__Aim__:
Select and reproduce each line of the listing below that bears the string "watermark".

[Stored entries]

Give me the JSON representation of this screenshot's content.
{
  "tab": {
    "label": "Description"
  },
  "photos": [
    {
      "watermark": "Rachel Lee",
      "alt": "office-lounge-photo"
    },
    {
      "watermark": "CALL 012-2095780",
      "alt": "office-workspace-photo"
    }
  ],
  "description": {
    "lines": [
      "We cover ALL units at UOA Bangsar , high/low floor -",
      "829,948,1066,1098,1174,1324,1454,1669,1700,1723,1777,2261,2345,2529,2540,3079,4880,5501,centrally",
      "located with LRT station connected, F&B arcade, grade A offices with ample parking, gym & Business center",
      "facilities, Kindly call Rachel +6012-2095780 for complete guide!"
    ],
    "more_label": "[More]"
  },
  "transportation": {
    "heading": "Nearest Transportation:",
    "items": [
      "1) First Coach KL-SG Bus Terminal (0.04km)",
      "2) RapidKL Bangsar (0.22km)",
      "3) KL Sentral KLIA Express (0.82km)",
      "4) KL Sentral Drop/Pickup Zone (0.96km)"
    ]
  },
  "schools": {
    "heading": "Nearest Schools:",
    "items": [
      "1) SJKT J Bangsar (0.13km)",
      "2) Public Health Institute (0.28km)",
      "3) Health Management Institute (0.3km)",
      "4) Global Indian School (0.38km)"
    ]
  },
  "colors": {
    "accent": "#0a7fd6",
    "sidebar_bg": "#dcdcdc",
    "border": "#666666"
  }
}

__Solution to this exercise__:
      "watermark": "Rachel Lee",
      "watermark": "CALL 012-2095780",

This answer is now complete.